_MATERIAL TO PROCESS_:

==========

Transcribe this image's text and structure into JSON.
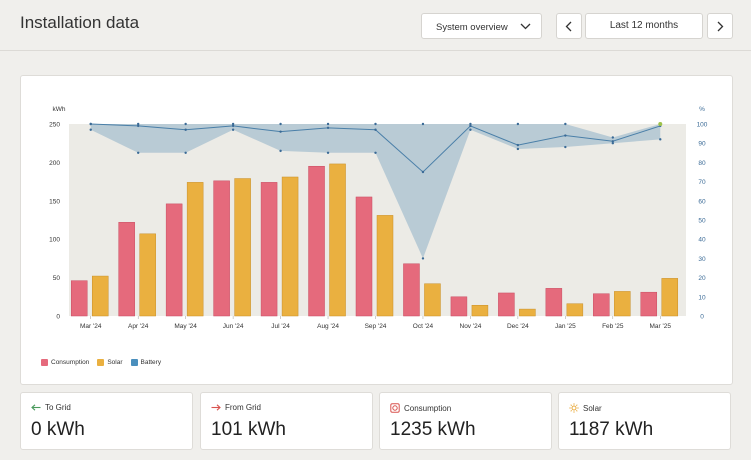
{
  "header": {
    "title": "Installation data",
    "view_select": "System overview",
    "range_label": "Last 12 months"
  },
  "chart_data": {
    "type": "bar",
    "ylabel": "kWh",
    "y2label": "%",
    "ylim": [
      0,
      250
    ],
    "y2lim": [
      0,
      100
    ],
    "yticks": [
      0,
      50,
      100,
      150,
      200,
      250
    ],
    "y2ticks": [
      0,
      10,
      20,
      30,
      40,
      50,
      60,
      70,
      80,
      90,
      100
    ],
    "categories": [
      "Mar '24",
      "Apr '24",
      "May '24",
      "Jun '24",
      "Jul '24",
      "Aug '24",
      "Sep '24",
      "Oct '24",
      "Nov '24",
      "Dec '24",
      "Jan '25",
      "Feb '25",
      "Mar '25"
    ],
    "series": [
      {
        "name": "Consumption",
        "color": "#e56a7c",
        "values": [
          46,
          122,
          146,
          176,
          174,
          195,
          155,
          68,
          25,
          30,
          36,
          29,
          31
        ]
      },
      {
        "name": "Solar",
        "color": "#eab040",
        "values": [
          52,
          107,
          174,
          179,
          181,
          198,
          131,
          42,
          14,
          9,
          16,
          32,
          49
        ]
      },
      {
        "name": "Battery",
        "color": "#4a8fbd",
        "max": [
          100,
          100,
          100,
          100,
          100,
          100,
          100,
          100,
          100,
          100,
          100,
          93,
          100
        ],
        "avg": [
          100,
          99,
          97,
          99,
          96,
          98,
          97,
          75,
          99,
          89,
          94,
          91,
          99
        ],
        "min": [
          97,
          85,
          85,
          97,
          86,
          85,
          85,
          30,
          97,
          87,
          88,
          90,
          92
        ]
      }
    ],
    "legend": [
      "Consumption",
      "Solar",
      "Battery"
    ]
  },
  "stats": [
    {
      "icon": "arrow-left-icon",
      "label": "To Grid",
      "value": "0 kWh",
      "color": "#4a9a5c"
    },
    {
      "icon": "arrow-right-icon",
      "label": "From Grid",
      "value": "101 kWh",
      "color": "#d9534f"
    },
    {
      "icon": "plug-icon",
      "label": "Consumption",
      "value": "1235 kWh",
      "color": "#d9534f"
    },
    {
      "icon": "sun-icon",
      "label": "Solar",
      "value": "1187 kWh",
      "color": "#e8a93a"
    }
  ]
}
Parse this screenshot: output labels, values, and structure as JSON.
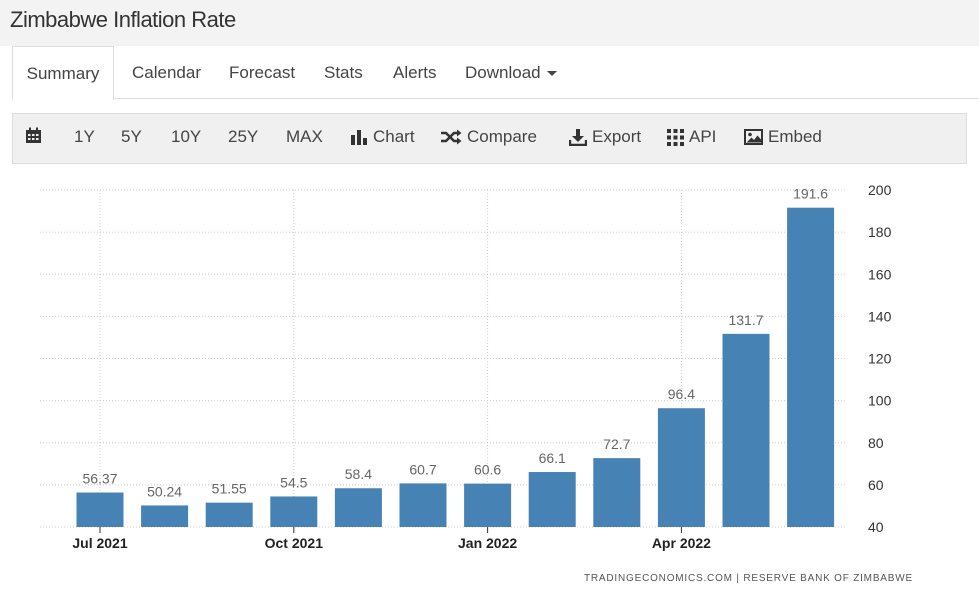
{
  "header": {
    "title": "Zimbabwe Inflation Rate"
  },
  "tabs": [
    {
      "label": "Summary",
      "active": true
    },
    {
      "label": "Calendar"
    },
    {
      "label": "Forecast"
    },
    {
      "label": "Stats"
    },
    {
      "label": "Alerts"
    },
    {
      "label": "Download",
      "has_dropdown": true
    }
  ],
  "toolbar": {
    "calendar_icon": "calendar-icon",
    "ranges": [
      "1Y",
      "5Y",
      "10Y",
      "25Y",
      "MAX"
    ],
    "chart_label": "Chart",
    "compare_label": "Compare",
    "export_label": "Export",
    "api_label": "API",
    "embed_label": "Embed"
  },
  "colors": {
    "bar": "#4682b4",
    "header_bg": "#f3f3f3",
    "toolbar_bg": "#f0f0f0",
    "grid": "#cccccc"
  },
  "chart_data": {
    "type": "bar",
    "x_tick_labels": [
      "Jul 2021",
      "Oct 2021",
      "Jan 2022",
      "Apr 2022"
    ],
    "values": [
      56.37,
      50.24,
      51.55,
      54.5,
      58.4,
      60.7,
      60.6,
      66.1,
      72.7,
      96.4,
      131.7,
      191.6
    ],
    "value_labels": [
      "56.37",
      "50.24",
      "51.55",
      "54.5",
      "58.4",
      "60.7",
      "60.6",
      "66.1",
      "72.7",
      "96.4",
      "131.7",
      "191.6"
    ],
    "y_ticks": [
      "40",
      "60",
      "80",
      "100",
      "120",
      "140",
      "160",
      "180",
      "200"
    ],
    "ylim": [
      40,
      200
    ],
    "y_axis_side": "right",
    "grid": true,
    "source": "TRADINGECONOMICS.COM  |  RESERVE BANK OF ZIMBABWE"
  }
}
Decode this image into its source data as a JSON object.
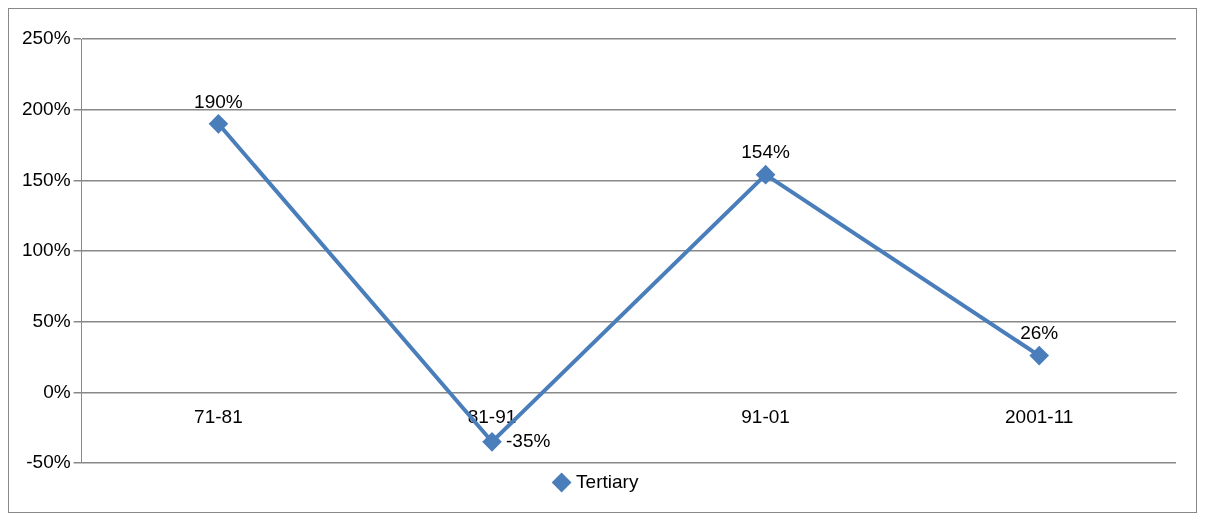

==========

_EXERCISE BRIEF_: Which lines hold the string "true"? Copy all of them from the data above.

_EXERCISE RESPONSE_:
      "active": true
      "has_dropdown": true
    "grid": true,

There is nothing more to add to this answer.